= What the task requires =
Reproduce the lines that follow, character for character, without changing anything.

= The data =

>> start

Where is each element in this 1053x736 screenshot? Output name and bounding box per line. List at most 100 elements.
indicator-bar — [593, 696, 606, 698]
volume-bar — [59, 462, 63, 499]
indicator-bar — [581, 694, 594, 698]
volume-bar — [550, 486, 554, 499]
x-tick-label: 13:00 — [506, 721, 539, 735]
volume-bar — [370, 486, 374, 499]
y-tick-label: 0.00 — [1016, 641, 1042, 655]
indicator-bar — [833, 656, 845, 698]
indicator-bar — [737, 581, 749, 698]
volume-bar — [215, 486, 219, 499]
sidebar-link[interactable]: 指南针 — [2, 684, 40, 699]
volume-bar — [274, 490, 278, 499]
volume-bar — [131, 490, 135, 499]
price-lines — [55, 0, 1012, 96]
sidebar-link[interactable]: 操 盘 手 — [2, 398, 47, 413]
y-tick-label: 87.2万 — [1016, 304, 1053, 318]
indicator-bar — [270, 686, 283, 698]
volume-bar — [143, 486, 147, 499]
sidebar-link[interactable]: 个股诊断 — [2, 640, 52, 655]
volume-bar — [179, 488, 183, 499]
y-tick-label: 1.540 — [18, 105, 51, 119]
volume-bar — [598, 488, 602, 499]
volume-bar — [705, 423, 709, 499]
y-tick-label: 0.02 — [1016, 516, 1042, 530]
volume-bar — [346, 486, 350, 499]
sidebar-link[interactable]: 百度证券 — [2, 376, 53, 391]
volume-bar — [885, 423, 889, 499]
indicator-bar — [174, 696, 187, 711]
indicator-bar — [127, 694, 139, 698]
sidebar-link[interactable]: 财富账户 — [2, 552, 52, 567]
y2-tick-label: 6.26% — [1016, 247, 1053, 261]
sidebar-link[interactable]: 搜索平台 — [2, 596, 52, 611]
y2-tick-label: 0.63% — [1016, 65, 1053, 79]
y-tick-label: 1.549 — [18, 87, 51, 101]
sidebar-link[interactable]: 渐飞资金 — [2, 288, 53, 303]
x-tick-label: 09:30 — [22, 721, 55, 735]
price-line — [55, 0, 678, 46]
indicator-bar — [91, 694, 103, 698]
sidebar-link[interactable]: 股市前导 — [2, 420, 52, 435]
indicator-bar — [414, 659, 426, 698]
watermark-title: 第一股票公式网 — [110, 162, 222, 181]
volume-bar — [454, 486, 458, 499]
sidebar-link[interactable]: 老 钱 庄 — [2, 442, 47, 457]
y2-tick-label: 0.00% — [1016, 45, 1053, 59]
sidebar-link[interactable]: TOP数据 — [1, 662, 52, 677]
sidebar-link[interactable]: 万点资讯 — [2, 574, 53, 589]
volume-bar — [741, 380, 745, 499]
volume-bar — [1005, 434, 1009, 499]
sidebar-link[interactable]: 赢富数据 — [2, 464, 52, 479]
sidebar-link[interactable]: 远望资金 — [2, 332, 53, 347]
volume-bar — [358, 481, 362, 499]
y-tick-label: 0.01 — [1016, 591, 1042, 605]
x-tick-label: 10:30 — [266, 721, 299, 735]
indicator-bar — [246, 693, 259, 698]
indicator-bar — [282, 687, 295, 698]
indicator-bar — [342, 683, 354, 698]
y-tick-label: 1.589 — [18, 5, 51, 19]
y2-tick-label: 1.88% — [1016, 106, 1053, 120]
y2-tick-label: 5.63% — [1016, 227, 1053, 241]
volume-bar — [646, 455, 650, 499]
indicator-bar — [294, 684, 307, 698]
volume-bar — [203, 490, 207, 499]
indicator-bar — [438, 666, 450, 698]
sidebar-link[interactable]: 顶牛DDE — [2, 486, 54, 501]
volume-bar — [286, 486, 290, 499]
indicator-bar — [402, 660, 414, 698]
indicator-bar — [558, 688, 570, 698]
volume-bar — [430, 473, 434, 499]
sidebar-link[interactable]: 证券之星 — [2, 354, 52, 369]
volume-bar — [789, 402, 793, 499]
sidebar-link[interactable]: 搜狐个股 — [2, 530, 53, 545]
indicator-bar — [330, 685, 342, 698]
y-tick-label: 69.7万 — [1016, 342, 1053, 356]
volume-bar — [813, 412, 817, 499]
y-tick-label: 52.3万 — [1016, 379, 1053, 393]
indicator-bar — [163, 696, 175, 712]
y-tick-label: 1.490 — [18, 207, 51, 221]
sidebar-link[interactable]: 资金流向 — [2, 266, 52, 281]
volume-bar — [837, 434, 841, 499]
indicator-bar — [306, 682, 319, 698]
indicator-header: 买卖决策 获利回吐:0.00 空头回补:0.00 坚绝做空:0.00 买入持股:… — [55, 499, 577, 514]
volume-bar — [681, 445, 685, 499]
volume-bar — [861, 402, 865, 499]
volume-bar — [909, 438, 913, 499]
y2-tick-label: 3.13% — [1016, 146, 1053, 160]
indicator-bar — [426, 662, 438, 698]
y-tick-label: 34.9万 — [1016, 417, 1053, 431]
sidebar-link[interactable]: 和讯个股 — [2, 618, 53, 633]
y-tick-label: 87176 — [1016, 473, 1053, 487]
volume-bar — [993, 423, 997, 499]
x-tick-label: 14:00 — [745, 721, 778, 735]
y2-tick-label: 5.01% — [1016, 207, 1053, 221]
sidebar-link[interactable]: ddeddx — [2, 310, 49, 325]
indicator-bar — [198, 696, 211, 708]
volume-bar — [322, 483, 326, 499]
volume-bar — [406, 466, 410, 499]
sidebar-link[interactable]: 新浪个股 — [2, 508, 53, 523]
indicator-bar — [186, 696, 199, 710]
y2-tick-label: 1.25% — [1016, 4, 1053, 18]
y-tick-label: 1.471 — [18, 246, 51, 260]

>> end

= Response =
Where is each element in this 1053x736 screenshot? Output name and bounding box per line. List at most 100 elements.
indicator-bar — [593, 696, 606, 698]
volume-bar — [59, 462, 63, 499]
indicator-bar — [581, 694, 594, 698]
volume-bar — [550, 486, 554, 499]
x-tick-label: 13:00 — [506, 721, 539, 735]
volume-bar — [370, 486, 374, 499]
y-tick-label: 0.00 — [1016, 641, 1042, 655]
indicator-bar — [833, 656, 845, 698]
indicator-bar — [737, 581, 749, 698]
volume-bar — [215, 486, 219, 499]
sidebar-link[interactable]: 指南针 — [2, 684, 40, 699]
volume-bar — [274, 490, 278, 499]
volume-bar — [131, 490, 135, 499]
price-lines — [55, 0, 1012, 96]
sidebar-link[interactable]: 操 盘 手 — [2, 398, 47, 413]
y-tick-label: 87.2万 — [1016, 304, 1053, 318]
indicator-bar — [270, 686, 283, 698]
volume-bar — [143, 486, 147, 499]
sidebar-link[interactable]: 个股诊断 — [2, 640, 52, 655]
volume-bar — [179, 488, 183, 499]
y-tick-label: 1.540 — [18, 105, 51, 119]
volume-bar — [598, 488, 602, 499]
volume-bar — [705, 423, 709, 499]
y-tick-label: 0.02 — [1016, 516, 1042, 530]
volume-bar — [346, 486, 350, 499]
sidebar-link[interactable]: 百度证券 — [2, 376, 53, 391]
volume-bar — [885, 423, 889, 499]
indicator-bar — [174, 696, 187, 711]
indicator-bar — [127, 694, 139, 698]
sidebar-link[interactable]: 财富账户 — [2, 552, 52, 567]
y2-tick-label: 6.26% — [1016, 247, 1053, 261]
sidebar-link[interactable]: 搜索平台 — [2, 596, 52, 611]
y2-tick-label: 0.63% — [1016, 65, 1053, 79]
y-tick-label: 1.549 — [18, 87, 51, 101]
sidebar-link[interactable]: 渐飞资金 — [2, 288, 53, 303]
x-tick-label: 09:30 — [22, 721, 55, 735]
price-line — [55, 0, 678, 46]
indicator-bar — [91, 694, 103, 698]
sidebar-link[interactable]: 股市前导 — [2, 420, 52, 435]
indicator-bar — [414, 659, 426, 698]
watermark-title: 第一股票公式网 — [110, 162, 222, 181]
volume-bar — [454, 486, 458, 499]
sidebar-link[interactable]: 老 钱 庄 — [2, 442, 47, 457]
y2-tick-label: 0.00% — [1016, 45, 1053, 59]
sidebar-link[interactable]: TOP数据 — [1, 662, 52, 677]
sidebar-link[interactable]: 万点资讯 — [2, 574, 53, 589]
volume-bar — [741, 380, 745, 499]
volume-bar — [1005, 434, 1009, 499]
sidebar-link[interactable]: 赢富数据 — [2, 464, 52, 479]
sidebar-link[interactable]: 远望资金 — [2, 332, 53, 347]
volume-bar — [358, 481, 362, 499]
y-tick-label: 0.01 — [1016, 591, 1042, 605]
x-tick-label: 10:30 — [266, 721, 299, 735]
indicator-bar — [246, 693, 259, 698]
indicator-bar — [282, 687, 295, 698]
indicator-bar — [342, 683, 354, 698]
y-tick-label: 1.589 — [18, 5, 51, 19]
y2-tick-label: 1.88% — [1016, 106, 1053, 120]
y2-tick-label: 5.63% — [1016, 227, 1053, 241]
volume-bar — [646, 455, 650, 499]
indicator-bar — [294, 684, 307, 698]
volume-bar — [203, 490, 207, 499]
indicator-bar — [438, 666, 450, 698]
sidebar-link[interactable]: 顶牛DDE — [2, 486, 54, 501]
volume-bar — [286, 486, 290, 499]
indicator-bar — [402, 660, 414, 698]
indicator-bar — [558, 688, 570, 698]
volume-bar — [430, 473, 434, 499]
sidebar-link[interactable]: 证券之星 — [2, 354, 52, 369]
volume-bar — [789, 402, 793, 499]
sidebar-link[interactable]: 搜狐个股 — [2, 530, 53, 545]
indicator-bar — [330, 685, 342, 698]
y-tick-label: 69.7万 — [1016, 342, 1053, 356]
volume-bar — [813, 412, 817, 499]
y-tick-label: 52.3万 — [1016, 379, 1053, 393]
indicator-bar — [163, 696, 175, 712]
y-tick-label: 1.490 — [18, 207, 51, 221]
sidebar-link[interactable]: 资金流向 — [2, 266, 52, 281]
volume-bar — [837, 434, 841, 499]
indicator-bar — [306, 682, 319, 698]
indicator-header: 买卖决策 获利回吐:0.00 空头回补:0.00 坚绝做空:0.00 买入持股:… — [55, 499, 577, 514]
volume-bar — [681, 445, 685, 499]
volume-bar — [861, 402, 865, 499]
volume-bar — [909, 438, 913, 499]
y2-tick-label: 3.13% — [1016, 146, 1053, 160]
indicator-bar — [426, 662, 438, 698]
y-tick-label: 34.9万 — [1016, 417, 1053, 431]
sidebar-link[interactable]: 和讯个股 — [2, 618, 53, 633]
y-tick-label: 87176 — [1016, 473, 1053, 487]
volume-bar — [993, 423, 997, 499]
x-tick-label: 14:00 — [745, 721, 778, 735]
y2-tick-label: 5.01% — [1016, 207, 1053, 221]
sidebar-link[interactable]: ddeddx — [2, 310, 49, 325]
indicator-bar — [198, 696, 211, 708]
volume-bar — [322, 483, 326, 499]
volume-bar — [406, 466, 410, 499]
sidebar-link[interactable]: 新浪个股 — [2, 508, 53, 523]
indicator-bar — [186, 696, 199, 710]
y2-tick-label: 1.25% — [1016, 4, 1053, 18]
y-tick-label: 1.471 — [18, 246, 51, 260]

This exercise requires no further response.